** Start of Working data **

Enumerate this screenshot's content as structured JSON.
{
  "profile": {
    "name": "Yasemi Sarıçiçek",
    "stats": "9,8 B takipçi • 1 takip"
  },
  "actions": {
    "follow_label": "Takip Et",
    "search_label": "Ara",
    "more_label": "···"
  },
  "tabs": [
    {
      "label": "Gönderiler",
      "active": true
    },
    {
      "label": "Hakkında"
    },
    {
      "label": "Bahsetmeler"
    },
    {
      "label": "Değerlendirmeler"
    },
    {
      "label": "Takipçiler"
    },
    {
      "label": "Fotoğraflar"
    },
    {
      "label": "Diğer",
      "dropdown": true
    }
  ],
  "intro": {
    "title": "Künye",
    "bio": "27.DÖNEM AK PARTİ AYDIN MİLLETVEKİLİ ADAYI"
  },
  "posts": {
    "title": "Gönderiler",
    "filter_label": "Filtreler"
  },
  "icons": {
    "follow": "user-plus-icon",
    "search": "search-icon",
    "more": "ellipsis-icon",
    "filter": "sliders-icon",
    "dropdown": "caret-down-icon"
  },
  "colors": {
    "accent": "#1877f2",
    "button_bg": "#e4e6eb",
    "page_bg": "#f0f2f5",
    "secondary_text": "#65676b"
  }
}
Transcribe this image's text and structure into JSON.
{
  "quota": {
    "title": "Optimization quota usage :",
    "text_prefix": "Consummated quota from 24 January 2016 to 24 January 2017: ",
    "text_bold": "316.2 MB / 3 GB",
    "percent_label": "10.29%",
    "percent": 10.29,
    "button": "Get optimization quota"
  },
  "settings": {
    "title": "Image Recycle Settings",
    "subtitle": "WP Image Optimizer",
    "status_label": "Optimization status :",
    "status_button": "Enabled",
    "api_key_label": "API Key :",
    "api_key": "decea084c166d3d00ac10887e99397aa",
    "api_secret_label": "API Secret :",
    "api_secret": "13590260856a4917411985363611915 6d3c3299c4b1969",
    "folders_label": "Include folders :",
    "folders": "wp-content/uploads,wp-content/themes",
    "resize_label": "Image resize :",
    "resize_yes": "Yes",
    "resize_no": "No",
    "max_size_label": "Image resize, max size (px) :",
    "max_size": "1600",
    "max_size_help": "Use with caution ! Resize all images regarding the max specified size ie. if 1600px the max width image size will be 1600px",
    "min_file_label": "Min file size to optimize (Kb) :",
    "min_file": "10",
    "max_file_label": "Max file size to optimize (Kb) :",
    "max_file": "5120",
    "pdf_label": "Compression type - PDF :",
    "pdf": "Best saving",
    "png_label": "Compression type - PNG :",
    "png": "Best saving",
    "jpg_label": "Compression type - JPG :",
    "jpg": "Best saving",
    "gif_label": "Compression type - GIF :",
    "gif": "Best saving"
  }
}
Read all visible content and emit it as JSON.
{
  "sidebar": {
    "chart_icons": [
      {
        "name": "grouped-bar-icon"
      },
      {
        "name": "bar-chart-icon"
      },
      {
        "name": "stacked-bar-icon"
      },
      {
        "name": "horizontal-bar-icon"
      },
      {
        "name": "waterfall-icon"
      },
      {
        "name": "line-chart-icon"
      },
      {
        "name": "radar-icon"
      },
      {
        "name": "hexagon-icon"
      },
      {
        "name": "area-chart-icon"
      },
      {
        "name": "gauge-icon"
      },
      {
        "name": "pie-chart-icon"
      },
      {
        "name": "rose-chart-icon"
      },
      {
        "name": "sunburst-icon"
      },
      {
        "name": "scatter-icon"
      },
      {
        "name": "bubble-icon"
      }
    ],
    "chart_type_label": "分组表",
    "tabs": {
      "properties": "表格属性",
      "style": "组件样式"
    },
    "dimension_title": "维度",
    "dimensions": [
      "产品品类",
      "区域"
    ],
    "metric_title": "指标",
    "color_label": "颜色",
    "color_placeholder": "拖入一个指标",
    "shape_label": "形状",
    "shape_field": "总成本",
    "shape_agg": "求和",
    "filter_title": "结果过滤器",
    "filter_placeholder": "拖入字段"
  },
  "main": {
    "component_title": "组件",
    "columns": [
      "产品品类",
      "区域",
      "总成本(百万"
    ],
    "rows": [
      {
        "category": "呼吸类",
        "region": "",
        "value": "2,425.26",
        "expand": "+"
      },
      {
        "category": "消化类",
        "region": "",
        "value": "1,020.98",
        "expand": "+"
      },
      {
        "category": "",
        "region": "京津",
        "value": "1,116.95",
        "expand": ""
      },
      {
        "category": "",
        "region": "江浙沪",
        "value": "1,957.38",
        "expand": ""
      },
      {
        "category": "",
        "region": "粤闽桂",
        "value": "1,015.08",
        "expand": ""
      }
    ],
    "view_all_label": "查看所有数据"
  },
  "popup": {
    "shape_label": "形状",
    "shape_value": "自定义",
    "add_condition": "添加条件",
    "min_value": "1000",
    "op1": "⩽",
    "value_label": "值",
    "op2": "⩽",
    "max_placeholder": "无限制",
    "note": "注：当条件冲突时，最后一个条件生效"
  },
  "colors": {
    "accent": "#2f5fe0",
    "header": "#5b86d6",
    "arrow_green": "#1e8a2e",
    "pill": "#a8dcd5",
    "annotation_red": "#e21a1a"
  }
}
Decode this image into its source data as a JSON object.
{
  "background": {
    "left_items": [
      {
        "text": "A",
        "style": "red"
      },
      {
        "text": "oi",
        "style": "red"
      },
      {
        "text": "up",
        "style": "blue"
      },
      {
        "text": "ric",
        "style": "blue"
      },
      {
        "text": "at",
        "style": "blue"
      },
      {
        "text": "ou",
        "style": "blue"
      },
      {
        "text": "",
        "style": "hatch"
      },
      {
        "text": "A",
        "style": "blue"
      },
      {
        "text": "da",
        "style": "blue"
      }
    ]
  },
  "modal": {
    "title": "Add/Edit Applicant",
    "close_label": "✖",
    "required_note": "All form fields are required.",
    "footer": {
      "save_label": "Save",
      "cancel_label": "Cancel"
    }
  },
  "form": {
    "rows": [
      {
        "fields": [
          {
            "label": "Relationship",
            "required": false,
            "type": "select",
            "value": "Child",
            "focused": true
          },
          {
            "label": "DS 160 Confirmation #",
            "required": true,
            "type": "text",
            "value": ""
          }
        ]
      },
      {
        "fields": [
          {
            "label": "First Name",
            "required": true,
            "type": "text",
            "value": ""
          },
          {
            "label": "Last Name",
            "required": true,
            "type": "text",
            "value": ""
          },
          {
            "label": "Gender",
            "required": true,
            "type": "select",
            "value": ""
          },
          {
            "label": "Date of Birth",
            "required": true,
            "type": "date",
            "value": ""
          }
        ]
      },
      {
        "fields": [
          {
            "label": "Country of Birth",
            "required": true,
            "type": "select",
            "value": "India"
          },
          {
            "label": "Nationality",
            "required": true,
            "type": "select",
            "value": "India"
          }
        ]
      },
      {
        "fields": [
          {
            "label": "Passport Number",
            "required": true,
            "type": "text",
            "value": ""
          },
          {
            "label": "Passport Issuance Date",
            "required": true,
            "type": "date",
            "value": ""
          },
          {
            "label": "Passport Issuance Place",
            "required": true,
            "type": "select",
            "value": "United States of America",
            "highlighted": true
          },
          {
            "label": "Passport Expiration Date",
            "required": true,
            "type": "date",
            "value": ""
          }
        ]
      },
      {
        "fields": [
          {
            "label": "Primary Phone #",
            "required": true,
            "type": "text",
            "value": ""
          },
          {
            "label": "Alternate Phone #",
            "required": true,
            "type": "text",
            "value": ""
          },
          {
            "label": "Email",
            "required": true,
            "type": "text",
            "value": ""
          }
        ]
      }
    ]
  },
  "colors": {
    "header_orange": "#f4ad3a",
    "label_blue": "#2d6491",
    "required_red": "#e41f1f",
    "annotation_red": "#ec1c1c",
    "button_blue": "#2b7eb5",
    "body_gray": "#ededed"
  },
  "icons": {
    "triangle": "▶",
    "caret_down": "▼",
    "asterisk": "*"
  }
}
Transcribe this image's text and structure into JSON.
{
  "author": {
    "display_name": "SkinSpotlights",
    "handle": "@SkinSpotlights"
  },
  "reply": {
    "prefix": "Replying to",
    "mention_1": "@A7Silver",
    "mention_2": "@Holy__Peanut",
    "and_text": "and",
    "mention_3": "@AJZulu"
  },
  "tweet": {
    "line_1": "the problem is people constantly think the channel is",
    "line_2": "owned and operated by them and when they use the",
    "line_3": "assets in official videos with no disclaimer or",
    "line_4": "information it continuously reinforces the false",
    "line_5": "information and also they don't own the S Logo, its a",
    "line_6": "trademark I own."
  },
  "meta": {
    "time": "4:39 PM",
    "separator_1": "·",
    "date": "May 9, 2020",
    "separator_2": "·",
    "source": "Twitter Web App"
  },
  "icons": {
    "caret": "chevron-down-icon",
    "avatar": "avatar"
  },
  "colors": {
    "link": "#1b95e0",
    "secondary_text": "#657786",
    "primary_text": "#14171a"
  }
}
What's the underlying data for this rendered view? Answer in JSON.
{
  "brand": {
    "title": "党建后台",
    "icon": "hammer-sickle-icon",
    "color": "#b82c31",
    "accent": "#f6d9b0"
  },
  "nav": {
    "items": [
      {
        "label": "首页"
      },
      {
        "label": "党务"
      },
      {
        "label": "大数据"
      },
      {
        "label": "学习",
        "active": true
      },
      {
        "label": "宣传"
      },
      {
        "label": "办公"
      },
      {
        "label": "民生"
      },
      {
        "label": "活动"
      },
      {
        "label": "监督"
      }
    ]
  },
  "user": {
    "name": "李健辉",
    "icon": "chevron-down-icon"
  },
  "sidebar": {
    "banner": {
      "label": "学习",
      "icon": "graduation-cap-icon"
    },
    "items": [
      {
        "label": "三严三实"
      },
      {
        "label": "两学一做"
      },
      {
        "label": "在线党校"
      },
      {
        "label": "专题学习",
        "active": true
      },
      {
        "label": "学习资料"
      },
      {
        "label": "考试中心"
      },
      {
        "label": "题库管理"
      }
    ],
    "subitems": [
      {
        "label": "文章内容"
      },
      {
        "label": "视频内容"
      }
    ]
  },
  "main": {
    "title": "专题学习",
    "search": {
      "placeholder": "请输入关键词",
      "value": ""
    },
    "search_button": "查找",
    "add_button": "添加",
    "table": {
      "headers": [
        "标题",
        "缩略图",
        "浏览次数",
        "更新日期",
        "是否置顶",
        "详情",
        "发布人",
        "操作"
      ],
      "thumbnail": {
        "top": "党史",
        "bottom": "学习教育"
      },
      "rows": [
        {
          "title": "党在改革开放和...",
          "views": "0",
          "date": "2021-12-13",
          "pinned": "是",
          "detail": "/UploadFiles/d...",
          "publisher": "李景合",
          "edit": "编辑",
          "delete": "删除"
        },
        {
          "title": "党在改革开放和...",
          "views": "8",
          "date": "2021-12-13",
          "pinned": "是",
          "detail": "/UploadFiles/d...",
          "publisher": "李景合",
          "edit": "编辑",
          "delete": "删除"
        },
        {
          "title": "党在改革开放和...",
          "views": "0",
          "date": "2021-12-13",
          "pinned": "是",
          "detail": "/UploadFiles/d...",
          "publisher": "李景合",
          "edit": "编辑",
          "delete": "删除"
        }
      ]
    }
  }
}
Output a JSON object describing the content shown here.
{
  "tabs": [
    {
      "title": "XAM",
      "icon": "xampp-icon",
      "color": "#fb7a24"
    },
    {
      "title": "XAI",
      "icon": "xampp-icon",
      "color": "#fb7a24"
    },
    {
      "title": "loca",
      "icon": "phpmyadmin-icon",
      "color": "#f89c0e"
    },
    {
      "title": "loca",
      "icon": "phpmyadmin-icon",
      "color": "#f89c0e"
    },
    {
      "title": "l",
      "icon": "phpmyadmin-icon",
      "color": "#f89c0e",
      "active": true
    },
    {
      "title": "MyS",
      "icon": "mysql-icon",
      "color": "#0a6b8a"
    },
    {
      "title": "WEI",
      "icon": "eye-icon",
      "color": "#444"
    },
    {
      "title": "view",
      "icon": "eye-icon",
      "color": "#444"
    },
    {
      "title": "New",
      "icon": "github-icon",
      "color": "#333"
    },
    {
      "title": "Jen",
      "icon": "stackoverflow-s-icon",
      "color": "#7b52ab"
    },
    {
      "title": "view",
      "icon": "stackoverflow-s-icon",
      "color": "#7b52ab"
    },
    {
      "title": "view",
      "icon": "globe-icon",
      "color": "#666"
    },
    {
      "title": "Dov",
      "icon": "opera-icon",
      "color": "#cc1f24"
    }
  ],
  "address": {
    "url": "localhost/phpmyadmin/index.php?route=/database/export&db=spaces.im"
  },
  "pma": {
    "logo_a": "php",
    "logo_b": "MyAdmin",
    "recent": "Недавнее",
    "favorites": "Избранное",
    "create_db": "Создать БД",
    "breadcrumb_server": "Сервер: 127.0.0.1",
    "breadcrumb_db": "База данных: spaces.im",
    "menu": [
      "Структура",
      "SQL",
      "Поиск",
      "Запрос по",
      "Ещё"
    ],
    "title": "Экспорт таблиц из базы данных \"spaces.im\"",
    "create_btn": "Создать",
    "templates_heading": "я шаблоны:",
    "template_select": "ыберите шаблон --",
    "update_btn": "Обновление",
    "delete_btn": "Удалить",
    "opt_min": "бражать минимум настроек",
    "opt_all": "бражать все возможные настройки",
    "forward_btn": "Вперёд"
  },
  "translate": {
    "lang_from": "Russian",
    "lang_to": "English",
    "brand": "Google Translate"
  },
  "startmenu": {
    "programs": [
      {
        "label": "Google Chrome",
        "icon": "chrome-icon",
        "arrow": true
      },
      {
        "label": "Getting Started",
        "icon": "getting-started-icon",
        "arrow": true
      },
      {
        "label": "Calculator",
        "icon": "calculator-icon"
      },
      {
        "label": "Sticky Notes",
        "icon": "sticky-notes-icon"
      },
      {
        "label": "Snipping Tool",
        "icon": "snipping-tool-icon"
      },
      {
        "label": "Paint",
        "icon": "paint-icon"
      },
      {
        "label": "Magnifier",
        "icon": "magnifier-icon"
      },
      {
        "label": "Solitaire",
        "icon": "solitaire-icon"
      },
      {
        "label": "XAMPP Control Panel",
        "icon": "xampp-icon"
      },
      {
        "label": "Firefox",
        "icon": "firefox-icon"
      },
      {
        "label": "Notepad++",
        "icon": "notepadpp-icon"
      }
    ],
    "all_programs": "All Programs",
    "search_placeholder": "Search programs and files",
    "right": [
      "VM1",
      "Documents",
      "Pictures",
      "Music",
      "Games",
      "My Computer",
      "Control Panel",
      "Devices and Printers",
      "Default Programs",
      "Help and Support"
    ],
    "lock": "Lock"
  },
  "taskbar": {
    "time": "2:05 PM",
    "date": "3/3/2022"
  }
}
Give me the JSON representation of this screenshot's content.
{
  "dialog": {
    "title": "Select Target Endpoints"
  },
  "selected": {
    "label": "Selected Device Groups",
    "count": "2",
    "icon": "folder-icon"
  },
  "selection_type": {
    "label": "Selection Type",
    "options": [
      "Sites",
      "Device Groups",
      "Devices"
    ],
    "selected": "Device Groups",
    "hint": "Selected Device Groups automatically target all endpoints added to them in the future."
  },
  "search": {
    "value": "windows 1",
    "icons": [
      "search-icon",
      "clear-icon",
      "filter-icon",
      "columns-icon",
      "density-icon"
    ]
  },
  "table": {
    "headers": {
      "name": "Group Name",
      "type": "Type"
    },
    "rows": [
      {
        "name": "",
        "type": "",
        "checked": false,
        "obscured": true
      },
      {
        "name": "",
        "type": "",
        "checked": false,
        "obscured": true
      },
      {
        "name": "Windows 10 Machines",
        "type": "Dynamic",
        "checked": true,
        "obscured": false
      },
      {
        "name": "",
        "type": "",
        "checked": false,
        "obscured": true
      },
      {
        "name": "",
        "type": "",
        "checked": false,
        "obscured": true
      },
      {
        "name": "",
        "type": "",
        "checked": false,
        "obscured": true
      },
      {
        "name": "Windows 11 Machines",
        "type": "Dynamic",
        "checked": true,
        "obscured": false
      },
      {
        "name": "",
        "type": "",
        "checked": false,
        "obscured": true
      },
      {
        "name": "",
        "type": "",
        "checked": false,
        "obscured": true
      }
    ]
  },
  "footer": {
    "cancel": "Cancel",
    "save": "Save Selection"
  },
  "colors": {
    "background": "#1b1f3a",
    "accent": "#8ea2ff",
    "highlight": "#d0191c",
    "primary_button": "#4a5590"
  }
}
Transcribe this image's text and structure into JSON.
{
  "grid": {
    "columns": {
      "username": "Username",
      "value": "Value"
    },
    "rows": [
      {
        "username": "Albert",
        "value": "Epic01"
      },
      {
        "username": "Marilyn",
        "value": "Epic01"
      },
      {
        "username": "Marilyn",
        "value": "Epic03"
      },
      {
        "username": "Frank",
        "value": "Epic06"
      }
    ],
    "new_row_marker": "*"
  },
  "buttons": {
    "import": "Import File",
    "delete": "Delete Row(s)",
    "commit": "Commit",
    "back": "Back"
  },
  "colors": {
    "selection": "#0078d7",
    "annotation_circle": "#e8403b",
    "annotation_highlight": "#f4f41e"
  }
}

** End of Working data **

Stated task — List every line in the records above that contains the word "they".

Written solution —
    "line_2": "owned and operated by them and when they use the",
    "line_5": "information and also they don't own the S Logo, its a",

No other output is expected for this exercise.